* EXTRAIT DU DOCUMENT:
Chapitre XXV
LES FISSURES DE LA GRANDE MURAILLE
Quelque
loin qu’ait pu être poussée la « solidification » du monde sensible,
elle ne peut jamais être telle que celui-ci soit réellement un « système
clos » comme le croient les matérialistes ; elle a d’ailleurs des
limites imposées par la nature même des choses, et plus elle approche de
ces limites, plus l’état qu’elle représente est instable ;
Nous
ne pouvons revenir pour l’instant sur ce que René Guénon appelle ici
« la « solidification » du monde sensible ». Retenons simplement qu’il
s’agit de la qualification d’un stade majeur du monde actuel qui est à
situer dans le processus général de dégénérescence cyclique. Ainsi que
l’a exprimé l’auteur, ce stade (qui est proche de l’achèvement du cycle
dans lequel se trouve l’ensemble de l’humanité actuelle) est caractérisé
par le développement conjoint de la négation du supra-humain et de la
considération exclusive de l’ordre matériel, grossier par nature.
en
fait, comme nous l’avons vu, le point correspondant à ce maximum de «
solidité » est déjà dépassé, et cette apparence de « système clos » ne
peut maintenant que devenir de plus en plus illusoire et inadéquate à la
réalité. Aussi avons-nous parlé de « fissures » par lesquelles
s’introduisent déjà et s’introduiront de plus en plus certaines forces
destructives ; suivant le symbolisme traditionnel, ces « fissures » se
produisent dans la « Grande Muraille » qui entoure ce monde et le
protège contre l’intrusion des influences maléfiques du domaine subtil
inférieur (1).

* DONNÉES FOURNIES:
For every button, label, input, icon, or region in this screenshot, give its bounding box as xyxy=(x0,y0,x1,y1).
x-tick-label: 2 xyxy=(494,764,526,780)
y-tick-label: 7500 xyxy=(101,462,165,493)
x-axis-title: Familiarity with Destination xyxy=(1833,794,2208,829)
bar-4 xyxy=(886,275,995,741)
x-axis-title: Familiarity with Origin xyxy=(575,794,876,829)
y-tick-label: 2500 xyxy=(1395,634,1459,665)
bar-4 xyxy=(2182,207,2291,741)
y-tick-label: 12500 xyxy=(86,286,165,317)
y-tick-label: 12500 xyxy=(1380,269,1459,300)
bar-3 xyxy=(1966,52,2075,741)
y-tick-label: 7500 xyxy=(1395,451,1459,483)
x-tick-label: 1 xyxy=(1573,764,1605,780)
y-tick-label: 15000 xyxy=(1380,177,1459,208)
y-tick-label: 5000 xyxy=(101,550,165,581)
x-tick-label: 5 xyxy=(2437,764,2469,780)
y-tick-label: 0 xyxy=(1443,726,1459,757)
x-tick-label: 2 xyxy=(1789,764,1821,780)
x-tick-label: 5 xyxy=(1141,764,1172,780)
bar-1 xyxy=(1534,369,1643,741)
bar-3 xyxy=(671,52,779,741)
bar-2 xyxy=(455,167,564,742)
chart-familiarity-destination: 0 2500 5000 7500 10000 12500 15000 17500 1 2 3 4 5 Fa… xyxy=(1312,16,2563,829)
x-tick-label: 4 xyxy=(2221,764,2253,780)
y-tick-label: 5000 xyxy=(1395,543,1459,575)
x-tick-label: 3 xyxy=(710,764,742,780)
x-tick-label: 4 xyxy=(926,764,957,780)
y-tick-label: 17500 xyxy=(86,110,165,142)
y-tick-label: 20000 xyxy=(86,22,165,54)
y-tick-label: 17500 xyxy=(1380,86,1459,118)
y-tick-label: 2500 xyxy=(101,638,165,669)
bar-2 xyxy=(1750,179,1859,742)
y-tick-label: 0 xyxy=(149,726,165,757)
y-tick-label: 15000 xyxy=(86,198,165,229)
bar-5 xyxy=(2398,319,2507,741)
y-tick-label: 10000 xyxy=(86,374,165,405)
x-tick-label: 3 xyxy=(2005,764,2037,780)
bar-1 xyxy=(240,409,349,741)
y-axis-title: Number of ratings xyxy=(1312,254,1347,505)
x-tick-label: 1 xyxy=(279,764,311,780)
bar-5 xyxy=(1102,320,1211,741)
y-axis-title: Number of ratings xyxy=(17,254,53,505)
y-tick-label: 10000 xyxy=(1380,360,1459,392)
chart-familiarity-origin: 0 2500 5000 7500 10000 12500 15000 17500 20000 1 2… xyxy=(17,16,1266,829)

* EXERCICES:
1 – D’après l’extrait sur les fissures de la Grande Muraille, contre quoi la « Grande Muraille » qui entoure ce monde le protège-t-elle ?
2 – Prolongez l’extrait sur les fissures de la Grande Muraille à partir de sa dernière phrase.
Les entrées ne sont d’aucune utilité ici.

* CORRIGÉS:
1 – Elle le protège contre l’intrusion des influences maléfiques du domaine subtil inférieur.

2 –
L’auteur
choisit lui-même de prendre le terme de « fissures » pour désigner les
ouvertures qui s’opèrent à la partie inférieure de ce système devenu
clos : « Petite fente d’origine généralement accidentelle dans quelque chose de continu. Fissure d’un mur, d’un vase. Synon. partiels crevasse, fêlure, lézarde (…) ».
Ce
processus ancien subit une aggravation croissance au sein de la
protection de la « Grande Muraille » ; et il y a fort à penser que
l’état actuel des choses est certainement bien pire de nos jours,
c’est-à-dire, près d’un demi-siècle après l’écriture du Règne de la Quantité.
Pour
bien comprendre ce symbolisme sous tous ses aspects, il importe
d’ailleurs de remarquer qu’une muraille constitue à la fois une
protection et une limitation ; en un certain sens, elle a donc,
pourrait-on dire, des avantages et des inconvénients ; mais, en tant
qu’elle est essentiellement destinée à assurer une défense contre les
attaques venant d’en bas, les avantages l’emportent incomparablement, et
mieux vaut en somme, pour ce qui se
—————————— [1]
Dans le symbolisme de la tradition hindoue, cette « Grande Muraille »
est la montagne circulaire Lokâloka, qui sépare le « cosmo » (loka) des «
ténèbres extérieures » (aloka) ; il est d’ailleurs bien entendu que
ceci est susceptible de s’appliquer analogiquement à des domaines plus
ou moins étendus dans l’ensemble de la manifestation cosmique, d’où
l’application particulière qui en est faite, dans ce que nous disons
ici, par rapport au seul monde corporel.
trouve
contenu dans cette enceinte, être limité de ce côté inférieur que
d’être incessamment exposé aux ravages de l’ennemi, sinon même à une
destruction plus ou moins complète.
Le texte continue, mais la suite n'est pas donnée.